What needs to be done:
Will you transcribe the entries that follow, exactly and in full?

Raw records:

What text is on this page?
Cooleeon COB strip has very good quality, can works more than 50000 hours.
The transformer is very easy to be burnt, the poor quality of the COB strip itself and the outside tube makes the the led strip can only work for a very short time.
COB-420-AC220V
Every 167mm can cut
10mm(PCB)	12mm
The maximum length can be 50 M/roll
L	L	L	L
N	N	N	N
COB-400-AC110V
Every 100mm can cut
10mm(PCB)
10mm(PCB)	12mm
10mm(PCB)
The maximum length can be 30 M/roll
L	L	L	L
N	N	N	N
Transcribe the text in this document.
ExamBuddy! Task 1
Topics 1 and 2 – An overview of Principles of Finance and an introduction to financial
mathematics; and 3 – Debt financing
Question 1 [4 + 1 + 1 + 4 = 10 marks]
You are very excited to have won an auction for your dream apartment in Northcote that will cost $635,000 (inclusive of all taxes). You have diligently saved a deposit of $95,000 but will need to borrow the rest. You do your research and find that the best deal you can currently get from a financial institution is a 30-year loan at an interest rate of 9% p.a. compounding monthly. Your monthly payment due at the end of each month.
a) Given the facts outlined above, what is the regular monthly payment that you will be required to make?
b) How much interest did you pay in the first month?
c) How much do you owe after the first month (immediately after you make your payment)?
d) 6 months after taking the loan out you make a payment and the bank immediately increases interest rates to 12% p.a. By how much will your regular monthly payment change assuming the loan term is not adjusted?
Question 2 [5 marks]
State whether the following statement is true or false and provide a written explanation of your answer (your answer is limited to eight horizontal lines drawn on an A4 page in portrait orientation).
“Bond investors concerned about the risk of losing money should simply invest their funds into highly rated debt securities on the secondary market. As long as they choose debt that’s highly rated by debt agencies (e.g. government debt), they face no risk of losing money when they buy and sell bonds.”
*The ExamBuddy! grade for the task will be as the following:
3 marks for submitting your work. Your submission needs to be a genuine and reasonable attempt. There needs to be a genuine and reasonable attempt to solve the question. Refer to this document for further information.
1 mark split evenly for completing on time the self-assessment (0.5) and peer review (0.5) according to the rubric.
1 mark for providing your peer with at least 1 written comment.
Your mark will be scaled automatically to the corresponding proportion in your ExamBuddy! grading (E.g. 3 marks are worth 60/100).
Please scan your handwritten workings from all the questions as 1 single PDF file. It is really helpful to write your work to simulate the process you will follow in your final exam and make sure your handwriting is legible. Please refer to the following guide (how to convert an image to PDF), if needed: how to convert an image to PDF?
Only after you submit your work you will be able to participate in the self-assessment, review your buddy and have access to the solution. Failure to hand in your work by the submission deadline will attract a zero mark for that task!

Result for this exercise:
What text is on this page?
Cooleeon COB strip has very good quality, can works more than 50000 hours.
The transformer is very easy to be burnt, the poor quality of the COB strip itself and the outside tube makes the the led strip can only work for a very short time.
COB-420-AC220V
Every 167mm can cut
10mm(PCB)	12mm
The maximum length can be 50 M/roll
L	L	L	L
N	N	N	N
COB-400-AC110V
Every 100mm can cut
10mm(PCB)
10mm(PCB)	12mm
10mm(PCB)
The maximum length can be 30 M/roll
L	L	L	L
N	N	N	N
Transcribe the text in this document.
ExamBuddy! Task 1
Topics 1 and 2 – An overview of Principles of Finance and an introduction to financial
mathematics; and 3 – Debt financing
Question 1 [4 + 1 + 1 + 4 = 10 marks]
You are very excited to have won an auction for your dream apartment in Northcote that will cost $635,000 (inclusive of all taxes). You have diligently saved a deposit of $95,000 but will need to borrow the rest. You do your research and find that the best deal you can currently get from a financial institution is a 30-year loan at an interest rate of 9% p.a. compounding monthly. Your monthly payment due at the end of each month.
a) Given the facts outlined above, what is the regular monthly payment that you will be required to make?
b) How much interest did you pay in the first month?
c) How much do you owe after the first month (immediately after you make your payment)?
d) 6 months after taking the loan out you make a payment and the bank immediately increases interest rates to 12% p.a. By how much will your regular monthly payment change assuming the loan term is not adjusted?
Question 2 [5 marks]
State whether the following statement is true or false and provide a written explanation of your answer (your answer is limited to eight horizontal lines drawn on an A4 page in portrait orientation).
“Bond investors concerned about the risk of losing money should simply invest their funds into highly rated debt securities on the secondary market. As long as they choose debt that’s highly rated by debt agencies (e.g. government debt), they face no risk of losing money when they buy and sell bonds.”
*The ExamBuddy! grade for the task will be as the following:
3 marks for submitting your work. Your submission needs to be a genuine and reasonable attempt. There needs to be a genuine and reasonable attempt to solve the question. Refer to this document for further information.
1 mark split evenly for completing on time the self-assessment (0.5) and peer review (0.5) according to the rubric.
1 mark for providing your peer with at least 1 written comment.
Your mark will be scaled automatically to the corresponding proportion in your ExamBuddy! grading (E.g. 3 marks are worth 60/100).
Please scan your handwritten workings from all the questions as 1 single PDF file. It is really helpful to write your work to simulate the process you will follow in your final exam and make sure your handwriting is legible. Please refer to the following guide (how to convert an image to PDF), if needed: how to convert an image to PDF?
Only after you submit your work you will be able to participate in the self-assessment, review your buddy and have access to the solution. Failure to hand in your work by the submission deadline will attract a zero mark for that task!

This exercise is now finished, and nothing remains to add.